## [Written request]
Pull every "this" line out of the data below.

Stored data
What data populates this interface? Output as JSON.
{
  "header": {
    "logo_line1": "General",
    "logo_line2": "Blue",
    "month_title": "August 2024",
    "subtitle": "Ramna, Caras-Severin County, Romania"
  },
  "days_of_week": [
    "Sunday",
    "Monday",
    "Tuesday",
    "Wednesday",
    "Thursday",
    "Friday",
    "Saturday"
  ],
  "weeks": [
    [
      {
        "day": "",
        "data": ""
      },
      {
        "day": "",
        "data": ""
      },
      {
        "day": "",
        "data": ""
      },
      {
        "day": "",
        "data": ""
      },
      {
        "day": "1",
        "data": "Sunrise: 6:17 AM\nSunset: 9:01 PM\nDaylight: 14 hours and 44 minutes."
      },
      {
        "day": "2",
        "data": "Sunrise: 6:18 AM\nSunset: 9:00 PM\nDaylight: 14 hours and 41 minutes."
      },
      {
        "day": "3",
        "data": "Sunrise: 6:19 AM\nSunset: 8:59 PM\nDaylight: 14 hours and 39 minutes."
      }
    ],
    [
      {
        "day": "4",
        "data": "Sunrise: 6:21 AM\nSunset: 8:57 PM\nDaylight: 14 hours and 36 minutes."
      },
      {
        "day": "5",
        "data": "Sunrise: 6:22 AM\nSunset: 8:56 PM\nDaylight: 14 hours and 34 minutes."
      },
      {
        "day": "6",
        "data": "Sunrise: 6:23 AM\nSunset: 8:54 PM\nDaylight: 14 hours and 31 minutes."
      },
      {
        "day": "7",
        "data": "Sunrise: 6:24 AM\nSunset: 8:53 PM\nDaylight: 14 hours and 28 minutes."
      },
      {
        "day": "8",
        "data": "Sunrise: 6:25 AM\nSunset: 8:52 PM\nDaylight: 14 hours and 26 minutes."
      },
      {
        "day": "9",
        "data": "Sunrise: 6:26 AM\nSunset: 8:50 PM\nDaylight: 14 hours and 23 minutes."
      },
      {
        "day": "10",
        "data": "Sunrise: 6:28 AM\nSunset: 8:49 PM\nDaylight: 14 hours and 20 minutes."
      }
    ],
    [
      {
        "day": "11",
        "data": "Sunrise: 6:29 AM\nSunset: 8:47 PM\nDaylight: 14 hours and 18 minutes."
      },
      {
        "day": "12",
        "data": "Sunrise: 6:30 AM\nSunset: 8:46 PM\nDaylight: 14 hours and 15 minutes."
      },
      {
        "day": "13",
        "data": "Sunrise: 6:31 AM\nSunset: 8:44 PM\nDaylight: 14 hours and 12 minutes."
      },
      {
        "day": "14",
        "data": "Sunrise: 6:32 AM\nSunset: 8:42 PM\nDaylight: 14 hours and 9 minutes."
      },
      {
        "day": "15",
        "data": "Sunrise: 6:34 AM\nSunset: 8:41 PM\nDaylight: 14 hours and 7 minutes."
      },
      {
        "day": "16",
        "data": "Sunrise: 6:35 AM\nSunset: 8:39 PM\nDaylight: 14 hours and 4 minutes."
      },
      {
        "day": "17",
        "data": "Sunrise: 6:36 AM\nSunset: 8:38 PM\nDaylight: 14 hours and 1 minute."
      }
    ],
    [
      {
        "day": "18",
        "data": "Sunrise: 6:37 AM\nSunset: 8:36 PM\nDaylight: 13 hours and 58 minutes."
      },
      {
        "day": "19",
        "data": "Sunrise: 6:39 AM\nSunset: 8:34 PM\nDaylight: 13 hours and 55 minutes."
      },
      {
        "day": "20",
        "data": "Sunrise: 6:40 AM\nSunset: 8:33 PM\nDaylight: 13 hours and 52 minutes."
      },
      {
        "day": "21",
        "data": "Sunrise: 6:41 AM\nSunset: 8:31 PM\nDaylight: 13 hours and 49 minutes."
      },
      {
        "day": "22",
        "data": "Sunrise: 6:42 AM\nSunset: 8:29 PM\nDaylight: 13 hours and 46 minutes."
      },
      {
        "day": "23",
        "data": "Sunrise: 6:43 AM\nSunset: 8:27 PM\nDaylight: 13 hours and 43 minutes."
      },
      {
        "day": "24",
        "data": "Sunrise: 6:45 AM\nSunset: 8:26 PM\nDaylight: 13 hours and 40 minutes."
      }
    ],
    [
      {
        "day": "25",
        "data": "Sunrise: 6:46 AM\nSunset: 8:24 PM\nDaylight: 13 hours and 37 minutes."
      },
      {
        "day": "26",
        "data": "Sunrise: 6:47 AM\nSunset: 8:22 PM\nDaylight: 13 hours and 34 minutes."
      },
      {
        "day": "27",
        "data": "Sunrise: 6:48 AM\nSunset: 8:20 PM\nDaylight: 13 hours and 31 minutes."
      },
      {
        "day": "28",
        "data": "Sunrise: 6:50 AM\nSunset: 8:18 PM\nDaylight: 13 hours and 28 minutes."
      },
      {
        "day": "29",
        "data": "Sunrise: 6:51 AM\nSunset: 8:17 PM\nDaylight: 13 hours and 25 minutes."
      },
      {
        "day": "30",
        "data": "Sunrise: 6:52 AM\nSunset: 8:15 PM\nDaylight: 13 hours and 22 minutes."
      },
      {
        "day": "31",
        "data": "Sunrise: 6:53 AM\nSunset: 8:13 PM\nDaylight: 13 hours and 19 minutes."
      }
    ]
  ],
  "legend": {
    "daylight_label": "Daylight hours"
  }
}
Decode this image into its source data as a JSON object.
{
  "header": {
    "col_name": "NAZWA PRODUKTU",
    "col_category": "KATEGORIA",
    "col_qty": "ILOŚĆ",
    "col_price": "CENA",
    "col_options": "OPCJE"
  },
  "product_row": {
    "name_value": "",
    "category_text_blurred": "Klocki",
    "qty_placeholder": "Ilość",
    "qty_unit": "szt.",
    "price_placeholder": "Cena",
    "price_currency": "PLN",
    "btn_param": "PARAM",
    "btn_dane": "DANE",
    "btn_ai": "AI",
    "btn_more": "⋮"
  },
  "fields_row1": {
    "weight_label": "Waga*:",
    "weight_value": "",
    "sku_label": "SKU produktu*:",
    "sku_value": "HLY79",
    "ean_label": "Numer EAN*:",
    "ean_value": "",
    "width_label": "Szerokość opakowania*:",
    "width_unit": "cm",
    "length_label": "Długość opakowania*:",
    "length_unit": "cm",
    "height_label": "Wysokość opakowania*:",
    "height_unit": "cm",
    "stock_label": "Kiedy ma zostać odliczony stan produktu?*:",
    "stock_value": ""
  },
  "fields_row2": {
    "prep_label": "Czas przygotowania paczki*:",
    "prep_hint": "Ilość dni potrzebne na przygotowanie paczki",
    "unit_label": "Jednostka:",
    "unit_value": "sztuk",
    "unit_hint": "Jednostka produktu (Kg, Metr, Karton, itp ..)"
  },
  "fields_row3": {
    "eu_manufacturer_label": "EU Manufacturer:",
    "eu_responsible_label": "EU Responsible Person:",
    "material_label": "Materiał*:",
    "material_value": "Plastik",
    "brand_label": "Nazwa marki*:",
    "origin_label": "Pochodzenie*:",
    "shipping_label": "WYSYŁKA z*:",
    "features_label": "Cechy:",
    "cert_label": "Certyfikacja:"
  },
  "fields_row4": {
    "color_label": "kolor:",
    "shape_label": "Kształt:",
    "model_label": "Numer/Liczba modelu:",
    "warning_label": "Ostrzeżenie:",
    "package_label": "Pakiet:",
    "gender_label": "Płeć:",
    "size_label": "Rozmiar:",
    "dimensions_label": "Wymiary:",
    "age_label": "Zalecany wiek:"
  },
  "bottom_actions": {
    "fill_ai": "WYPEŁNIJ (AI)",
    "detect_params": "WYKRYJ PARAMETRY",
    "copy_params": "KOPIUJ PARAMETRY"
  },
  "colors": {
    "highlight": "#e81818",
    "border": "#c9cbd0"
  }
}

## [Worked solution]
What data populates this interface? Output as JSON.
Decode this image into its source data as a JSON object.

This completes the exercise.